* **Instructions to follow**
The records are to be restated in their entirety, word for word.

Some records
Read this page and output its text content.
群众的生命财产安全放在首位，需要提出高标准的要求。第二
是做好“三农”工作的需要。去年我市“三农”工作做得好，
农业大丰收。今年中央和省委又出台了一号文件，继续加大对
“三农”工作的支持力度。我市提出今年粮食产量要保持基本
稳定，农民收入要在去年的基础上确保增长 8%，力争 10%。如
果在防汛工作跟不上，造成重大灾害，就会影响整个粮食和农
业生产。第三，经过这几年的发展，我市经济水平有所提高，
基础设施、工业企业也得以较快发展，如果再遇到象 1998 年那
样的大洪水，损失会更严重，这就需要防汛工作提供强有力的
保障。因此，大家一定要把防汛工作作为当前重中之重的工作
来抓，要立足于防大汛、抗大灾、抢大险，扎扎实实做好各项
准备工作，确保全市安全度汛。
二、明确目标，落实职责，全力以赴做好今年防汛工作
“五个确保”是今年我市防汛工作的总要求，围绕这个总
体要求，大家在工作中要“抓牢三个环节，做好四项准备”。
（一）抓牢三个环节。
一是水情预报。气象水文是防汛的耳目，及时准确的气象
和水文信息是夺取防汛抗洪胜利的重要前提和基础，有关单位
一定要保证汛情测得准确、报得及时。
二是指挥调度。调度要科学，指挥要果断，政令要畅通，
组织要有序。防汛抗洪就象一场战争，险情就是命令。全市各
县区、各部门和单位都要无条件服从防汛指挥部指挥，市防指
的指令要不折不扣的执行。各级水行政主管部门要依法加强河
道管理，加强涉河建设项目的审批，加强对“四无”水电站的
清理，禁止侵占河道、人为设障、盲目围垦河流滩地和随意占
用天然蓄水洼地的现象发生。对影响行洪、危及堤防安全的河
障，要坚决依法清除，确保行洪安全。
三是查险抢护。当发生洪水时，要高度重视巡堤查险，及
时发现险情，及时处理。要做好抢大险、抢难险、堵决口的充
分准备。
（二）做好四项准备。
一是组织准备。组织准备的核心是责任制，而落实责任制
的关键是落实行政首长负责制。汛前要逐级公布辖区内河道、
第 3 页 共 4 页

* **Answer for this exercise**
Read this page and output its text content.
群众的生命财产安全放在首位，需要提出高标准的要求。第二
是做好“三农”工作的需要。去年我市“三农”工作做得好，
农业大丰收。今年中央和省委又出台了一号文件，继续加大对
“三农”工作的支持力度。我市提出今年粮食产量要保持基本
稳定，农民收入要在去年的基础上确保增长 8%，力争 10%。如
果在防汛工作跟不上，造成重大灾害，就会影响整个粮食和农
业生产。第三，经过这几年的发展，我市经济水平有所提高，
基础设施、工业企业也得以较快发展，如果再遇到象 1998 年那
样的大洪水，损失会更严重，这就需要防汛工作提供强有力的
保障。因此，大家一定要把防汛工作作为当前重中之重的工作
来抓，要立足于防大汛、抗大灾、抢大险，扎扎实实做好各项
准备工作，确保全市安全度汛。
二、明确目标，落实职责，全力以赴做好今年防汛工作
“五个确保”是今年我市防汛工作的总要求，围绕这个总
体要求，大家在工作中要“抓牢三个环节，做好四项准备”。
（一）抓牢三个环节。
一是水情预报。气象水文是防汛的耳目，及时准确的气象
和水文信息是夺取防汛抗洪胜利的重要前提和基础，有关单位
一定要保证汛情测得准确、报得及时。
二是指挥调度。调度要科学，指挥要果断，政令要畅通，
组织要有序。防汛抗洪就象一场战争，险情就是命令。全市各
县区、各部门和单位都要无条件服从防汛指挥部指挥，市防指
的指令要不折不扣的执行。各级水行政主管部门要依法加强河
道管理，加强涉河建设项目的审批，加强对“四无”水电站的
清理，禁止侵占河道、人为设障、盲目围垦河流滩地和随意占
用天然蓄水洼地的现象发生。对影响行洪、危及堤防安全的河
障，要坚决依法清除，确保行洪安全。
三是查险抢护。当发生洪水时，要高度重视巡堤查险，及
时发现险情，及时处理。要做好抢大险、抢难险、堵决口的充
分准备。
（二）做好四项准备。
一是组织准备。组织准备的核心是责任制，而落实责任制
的关键是落实行政首长负责制。汛前要逐级公布辖区内河道、
第 3 页 共 4 页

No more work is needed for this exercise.